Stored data
------------------------------------------------------------

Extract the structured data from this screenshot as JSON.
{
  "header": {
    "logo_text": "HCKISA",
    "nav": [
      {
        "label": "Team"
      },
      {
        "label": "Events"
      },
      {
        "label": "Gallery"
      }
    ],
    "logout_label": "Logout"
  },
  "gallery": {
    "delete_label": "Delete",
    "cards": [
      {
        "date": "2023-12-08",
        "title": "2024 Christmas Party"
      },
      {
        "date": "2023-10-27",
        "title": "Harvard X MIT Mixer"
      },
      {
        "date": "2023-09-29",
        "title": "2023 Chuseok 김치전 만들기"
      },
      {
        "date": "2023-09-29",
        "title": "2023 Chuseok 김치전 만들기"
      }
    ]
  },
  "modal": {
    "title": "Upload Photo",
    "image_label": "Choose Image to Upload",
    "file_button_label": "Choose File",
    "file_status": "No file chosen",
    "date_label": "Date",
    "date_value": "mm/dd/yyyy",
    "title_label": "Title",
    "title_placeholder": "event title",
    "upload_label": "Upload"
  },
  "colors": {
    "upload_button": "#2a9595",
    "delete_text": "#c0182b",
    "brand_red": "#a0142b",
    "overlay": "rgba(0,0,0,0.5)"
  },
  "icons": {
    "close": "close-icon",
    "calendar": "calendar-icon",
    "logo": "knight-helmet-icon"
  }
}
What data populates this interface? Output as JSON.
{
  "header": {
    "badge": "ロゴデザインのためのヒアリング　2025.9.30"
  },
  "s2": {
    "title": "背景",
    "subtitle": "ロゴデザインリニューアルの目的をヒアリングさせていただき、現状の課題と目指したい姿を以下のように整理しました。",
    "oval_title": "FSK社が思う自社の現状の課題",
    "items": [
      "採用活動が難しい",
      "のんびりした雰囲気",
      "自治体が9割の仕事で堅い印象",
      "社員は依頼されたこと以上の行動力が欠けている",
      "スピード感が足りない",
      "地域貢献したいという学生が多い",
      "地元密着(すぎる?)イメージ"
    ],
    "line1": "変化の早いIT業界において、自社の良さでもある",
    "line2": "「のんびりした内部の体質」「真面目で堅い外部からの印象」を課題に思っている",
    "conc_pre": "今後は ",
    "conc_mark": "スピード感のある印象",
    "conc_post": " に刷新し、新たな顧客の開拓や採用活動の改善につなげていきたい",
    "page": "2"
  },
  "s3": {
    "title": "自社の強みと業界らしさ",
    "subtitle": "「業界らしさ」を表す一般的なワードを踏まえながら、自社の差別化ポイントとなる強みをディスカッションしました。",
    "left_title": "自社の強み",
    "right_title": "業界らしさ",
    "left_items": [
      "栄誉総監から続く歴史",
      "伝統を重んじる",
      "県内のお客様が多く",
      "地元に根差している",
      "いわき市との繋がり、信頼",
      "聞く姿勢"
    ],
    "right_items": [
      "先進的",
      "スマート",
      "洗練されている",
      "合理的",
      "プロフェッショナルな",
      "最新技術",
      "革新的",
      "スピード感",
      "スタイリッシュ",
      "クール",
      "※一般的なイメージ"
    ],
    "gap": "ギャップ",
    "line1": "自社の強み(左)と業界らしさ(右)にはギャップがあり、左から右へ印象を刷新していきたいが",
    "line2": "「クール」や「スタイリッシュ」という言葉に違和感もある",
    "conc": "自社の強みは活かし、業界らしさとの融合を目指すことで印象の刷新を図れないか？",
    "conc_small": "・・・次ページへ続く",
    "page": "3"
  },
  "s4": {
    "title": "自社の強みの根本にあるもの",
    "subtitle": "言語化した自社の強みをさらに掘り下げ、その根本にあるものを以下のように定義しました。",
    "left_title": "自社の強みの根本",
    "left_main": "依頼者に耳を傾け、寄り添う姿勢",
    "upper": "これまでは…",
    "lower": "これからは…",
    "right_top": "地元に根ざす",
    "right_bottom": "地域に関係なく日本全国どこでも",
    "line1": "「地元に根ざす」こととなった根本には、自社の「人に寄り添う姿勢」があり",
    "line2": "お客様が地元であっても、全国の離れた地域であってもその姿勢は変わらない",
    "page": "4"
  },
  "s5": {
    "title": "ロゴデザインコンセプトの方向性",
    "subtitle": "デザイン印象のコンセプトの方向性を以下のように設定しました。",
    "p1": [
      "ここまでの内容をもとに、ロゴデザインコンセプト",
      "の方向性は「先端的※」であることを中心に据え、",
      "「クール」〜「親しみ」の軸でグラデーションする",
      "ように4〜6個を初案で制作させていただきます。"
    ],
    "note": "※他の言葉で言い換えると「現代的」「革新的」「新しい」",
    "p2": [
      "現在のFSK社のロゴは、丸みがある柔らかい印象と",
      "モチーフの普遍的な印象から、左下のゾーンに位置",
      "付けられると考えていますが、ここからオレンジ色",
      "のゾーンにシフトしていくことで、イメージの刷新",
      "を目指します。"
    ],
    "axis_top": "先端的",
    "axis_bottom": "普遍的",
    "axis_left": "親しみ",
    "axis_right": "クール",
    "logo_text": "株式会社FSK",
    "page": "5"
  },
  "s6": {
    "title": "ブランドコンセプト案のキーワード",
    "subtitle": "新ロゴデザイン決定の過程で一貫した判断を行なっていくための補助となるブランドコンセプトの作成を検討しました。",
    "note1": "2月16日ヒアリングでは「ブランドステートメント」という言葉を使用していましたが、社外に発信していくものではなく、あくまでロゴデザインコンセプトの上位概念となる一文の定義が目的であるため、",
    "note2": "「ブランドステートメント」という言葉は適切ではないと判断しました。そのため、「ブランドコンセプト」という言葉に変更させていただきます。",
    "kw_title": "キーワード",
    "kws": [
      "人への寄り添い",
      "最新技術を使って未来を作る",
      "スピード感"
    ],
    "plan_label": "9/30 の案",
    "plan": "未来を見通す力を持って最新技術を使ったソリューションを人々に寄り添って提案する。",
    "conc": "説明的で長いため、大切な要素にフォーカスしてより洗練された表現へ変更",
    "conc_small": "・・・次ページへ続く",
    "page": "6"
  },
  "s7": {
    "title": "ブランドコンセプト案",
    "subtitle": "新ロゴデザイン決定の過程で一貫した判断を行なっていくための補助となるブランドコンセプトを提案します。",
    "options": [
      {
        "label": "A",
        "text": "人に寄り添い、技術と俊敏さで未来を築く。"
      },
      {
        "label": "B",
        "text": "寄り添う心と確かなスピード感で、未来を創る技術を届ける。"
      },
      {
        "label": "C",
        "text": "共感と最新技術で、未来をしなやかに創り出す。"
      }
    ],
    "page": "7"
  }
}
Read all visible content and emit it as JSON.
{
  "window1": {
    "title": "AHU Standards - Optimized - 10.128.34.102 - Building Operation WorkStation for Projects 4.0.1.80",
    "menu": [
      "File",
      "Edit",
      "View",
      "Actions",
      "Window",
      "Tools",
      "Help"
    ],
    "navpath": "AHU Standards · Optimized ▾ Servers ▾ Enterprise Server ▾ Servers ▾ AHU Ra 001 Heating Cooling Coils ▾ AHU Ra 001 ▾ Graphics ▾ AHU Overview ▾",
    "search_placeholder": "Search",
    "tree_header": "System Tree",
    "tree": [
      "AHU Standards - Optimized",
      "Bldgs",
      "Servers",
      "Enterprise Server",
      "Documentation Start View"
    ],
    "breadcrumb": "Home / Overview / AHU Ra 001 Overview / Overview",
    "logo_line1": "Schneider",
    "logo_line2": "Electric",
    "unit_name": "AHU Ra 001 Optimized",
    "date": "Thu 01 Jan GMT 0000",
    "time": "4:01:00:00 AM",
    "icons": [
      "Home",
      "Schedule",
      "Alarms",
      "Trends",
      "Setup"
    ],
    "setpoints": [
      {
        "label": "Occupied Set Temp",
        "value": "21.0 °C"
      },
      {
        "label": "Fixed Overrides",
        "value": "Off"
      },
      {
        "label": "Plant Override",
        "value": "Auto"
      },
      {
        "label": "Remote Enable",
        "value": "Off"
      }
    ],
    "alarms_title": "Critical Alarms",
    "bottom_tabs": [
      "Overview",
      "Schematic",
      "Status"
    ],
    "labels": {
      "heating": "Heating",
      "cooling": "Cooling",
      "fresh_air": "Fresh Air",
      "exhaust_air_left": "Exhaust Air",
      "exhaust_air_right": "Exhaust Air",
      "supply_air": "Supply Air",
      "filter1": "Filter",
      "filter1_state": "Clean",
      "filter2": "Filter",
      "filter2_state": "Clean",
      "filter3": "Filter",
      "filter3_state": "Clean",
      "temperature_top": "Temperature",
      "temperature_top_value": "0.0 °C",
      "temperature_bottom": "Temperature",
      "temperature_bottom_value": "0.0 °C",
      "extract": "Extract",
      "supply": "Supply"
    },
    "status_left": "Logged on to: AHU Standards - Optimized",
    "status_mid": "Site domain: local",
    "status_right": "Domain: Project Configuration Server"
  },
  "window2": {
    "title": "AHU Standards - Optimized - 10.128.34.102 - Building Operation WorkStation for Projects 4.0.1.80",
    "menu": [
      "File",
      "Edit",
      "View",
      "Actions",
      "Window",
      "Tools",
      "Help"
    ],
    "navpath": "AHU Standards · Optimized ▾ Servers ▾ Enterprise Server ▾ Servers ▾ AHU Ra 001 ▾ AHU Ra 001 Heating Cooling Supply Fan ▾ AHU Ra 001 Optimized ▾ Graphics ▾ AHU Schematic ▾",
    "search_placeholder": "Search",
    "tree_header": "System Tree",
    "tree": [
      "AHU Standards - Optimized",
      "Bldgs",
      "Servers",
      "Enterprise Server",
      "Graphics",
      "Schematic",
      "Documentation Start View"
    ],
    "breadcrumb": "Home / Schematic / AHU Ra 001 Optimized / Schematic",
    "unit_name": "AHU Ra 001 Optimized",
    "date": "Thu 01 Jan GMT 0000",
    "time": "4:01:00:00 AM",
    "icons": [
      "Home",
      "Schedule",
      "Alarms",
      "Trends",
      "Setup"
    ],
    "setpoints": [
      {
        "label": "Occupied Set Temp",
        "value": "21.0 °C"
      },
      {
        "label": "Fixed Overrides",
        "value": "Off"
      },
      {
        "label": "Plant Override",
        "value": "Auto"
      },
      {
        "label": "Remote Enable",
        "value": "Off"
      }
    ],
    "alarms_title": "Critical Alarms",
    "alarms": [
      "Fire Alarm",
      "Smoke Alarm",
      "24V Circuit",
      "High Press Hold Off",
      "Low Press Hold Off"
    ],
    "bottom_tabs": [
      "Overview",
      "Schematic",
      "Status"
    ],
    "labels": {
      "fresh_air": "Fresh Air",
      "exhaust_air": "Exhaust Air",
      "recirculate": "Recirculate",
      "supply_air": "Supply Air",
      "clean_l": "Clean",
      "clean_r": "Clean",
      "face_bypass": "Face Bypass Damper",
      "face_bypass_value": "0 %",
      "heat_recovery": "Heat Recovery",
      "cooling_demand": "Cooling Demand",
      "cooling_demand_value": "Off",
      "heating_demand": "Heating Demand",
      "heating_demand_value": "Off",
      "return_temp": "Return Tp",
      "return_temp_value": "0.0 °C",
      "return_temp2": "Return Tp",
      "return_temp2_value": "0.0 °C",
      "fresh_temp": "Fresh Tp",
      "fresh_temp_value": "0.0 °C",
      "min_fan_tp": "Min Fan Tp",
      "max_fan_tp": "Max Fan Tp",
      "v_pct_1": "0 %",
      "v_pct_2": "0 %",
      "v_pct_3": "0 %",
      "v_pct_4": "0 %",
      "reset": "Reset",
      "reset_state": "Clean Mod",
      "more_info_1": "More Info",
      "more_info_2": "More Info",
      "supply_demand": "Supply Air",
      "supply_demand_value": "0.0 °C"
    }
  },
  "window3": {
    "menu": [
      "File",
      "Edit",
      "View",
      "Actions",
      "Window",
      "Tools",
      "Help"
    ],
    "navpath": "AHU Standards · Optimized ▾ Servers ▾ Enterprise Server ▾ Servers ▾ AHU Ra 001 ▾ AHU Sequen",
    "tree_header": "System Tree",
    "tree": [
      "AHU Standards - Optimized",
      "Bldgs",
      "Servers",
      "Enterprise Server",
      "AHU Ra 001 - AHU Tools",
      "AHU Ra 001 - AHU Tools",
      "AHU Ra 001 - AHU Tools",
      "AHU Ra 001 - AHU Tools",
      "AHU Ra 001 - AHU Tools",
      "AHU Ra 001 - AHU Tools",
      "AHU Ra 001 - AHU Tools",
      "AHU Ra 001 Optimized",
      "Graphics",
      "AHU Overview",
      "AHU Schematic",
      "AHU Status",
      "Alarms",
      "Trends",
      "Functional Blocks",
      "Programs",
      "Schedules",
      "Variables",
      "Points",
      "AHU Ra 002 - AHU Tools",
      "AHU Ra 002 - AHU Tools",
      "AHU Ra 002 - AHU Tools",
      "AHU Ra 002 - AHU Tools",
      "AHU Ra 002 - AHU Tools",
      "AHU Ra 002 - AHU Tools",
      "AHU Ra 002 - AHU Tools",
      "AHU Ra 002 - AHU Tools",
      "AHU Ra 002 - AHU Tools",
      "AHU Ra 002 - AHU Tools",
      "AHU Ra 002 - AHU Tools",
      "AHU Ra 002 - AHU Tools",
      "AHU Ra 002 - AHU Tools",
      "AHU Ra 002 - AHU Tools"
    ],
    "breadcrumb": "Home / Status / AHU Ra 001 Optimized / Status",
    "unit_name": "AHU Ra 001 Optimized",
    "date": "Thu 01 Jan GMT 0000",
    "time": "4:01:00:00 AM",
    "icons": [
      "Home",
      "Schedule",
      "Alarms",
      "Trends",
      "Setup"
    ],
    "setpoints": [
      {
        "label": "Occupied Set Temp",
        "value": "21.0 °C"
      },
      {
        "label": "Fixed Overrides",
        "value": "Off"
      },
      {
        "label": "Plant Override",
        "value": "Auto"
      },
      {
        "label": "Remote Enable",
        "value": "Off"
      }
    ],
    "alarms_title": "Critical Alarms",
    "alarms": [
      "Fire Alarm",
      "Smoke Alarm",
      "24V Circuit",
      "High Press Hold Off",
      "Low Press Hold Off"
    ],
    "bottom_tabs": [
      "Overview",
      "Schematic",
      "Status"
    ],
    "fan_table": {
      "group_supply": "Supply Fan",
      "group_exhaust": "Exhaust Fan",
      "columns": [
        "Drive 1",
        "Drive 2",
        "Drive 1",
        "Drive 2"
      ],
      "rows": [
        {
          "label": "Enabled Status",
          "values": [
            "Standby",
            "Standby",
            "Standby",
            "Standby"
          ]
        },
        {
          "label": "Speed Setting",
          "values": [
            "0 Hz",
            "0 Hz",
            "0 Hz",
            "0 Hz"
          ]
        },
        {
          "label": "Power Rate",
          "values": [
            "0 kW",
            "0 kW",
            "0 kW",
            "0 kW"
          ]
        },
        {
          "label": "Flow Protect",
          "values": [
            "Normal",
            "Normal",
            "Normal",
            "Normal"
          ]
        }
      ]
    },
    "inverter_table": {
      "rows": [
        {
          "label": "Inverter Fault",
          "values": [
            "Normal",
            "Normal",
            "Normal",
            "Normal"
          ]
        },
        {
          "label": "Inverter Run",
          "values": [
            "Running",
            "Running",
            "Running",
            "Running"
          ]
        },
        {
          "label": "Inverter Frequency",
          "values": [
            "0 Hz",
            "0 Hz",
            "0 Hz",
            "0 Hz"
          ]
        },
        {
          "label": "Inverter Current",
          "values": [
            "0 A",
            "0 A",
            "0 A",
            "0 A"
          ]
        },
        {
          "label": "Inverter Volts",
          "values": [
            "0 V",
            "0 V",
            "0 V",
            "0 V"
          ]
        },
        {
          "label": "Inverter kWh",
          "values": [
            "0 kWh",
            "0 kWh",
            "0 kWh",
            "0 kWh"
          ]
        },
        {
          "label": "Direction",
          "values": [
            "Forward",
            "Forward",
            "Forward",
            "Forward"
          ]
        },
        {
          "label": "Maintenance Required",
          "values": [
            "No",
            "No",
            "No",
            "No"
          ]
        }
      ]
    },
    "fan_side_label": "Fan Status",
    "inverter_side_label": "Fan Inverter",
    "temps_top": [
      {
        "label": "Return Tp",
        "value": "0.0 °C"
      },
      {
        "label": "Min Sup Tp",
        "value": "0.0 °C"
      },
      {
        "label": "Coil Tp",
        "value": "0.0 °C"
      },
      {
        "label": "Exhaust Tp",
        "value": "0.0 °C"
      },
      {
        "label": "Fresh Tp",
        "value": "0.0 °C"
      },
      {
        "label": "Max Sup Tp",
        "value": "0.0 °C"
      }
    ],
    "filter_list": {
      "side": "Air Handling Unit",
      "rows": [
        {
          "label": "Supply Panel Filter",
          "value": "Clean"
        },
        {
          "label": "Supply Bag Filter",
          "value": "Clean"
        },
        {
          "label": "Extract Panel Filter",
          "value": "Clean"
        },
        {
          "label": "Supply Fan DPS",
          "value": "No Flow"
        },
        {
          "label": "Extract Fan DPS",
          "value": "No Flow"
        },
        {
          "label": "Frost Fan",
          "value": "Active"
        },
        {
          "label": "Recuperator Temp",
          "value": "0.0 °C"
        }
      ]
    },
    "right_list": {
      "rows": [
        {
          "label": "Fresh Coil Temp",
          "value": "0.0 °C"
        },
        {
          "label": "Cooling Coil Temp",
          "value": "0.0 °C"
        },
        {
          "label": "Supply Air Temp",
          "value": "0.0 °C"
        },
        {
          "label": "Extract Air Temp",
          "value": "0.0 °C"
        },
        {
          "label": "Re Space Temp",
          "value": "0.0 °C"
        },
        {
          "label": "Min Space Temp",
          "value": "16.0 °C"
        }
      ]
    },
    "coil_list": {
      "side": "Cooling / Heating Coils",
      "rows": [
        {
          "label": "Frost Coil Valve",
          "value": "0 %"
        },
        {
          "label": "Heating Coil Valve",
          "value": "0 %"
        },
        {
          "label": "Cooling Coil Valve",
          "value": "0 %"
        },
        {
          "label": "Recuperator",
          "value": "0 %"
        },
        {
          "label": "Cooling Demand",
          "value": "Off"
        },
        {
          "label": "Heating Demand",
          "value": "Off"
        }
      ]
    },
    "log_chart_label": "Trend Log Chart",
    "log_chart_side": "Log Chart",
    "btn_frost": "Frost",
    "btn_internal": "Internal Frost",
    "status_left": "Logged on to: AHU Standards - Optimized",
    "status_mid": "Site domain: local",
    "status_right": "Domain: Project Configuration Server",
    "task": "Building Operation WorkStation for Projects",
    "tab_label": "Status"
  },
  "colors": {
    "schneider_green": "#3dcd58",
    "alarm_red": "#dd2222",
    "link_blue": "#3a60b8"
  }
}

------------------------------------------------------------

Search the listing for the word "Exhaust" and return each line that holds it.

• PROBLEM SOLUTION:
      "exhaust_air_left": "Exhaust Air",
      "exhaust_air_right": "Exhaust Air",
      "exhaust_air": "Exhaust Air",
      "group_exhaust": "Exhaust Fan",
        "label": "Exhaust Tp",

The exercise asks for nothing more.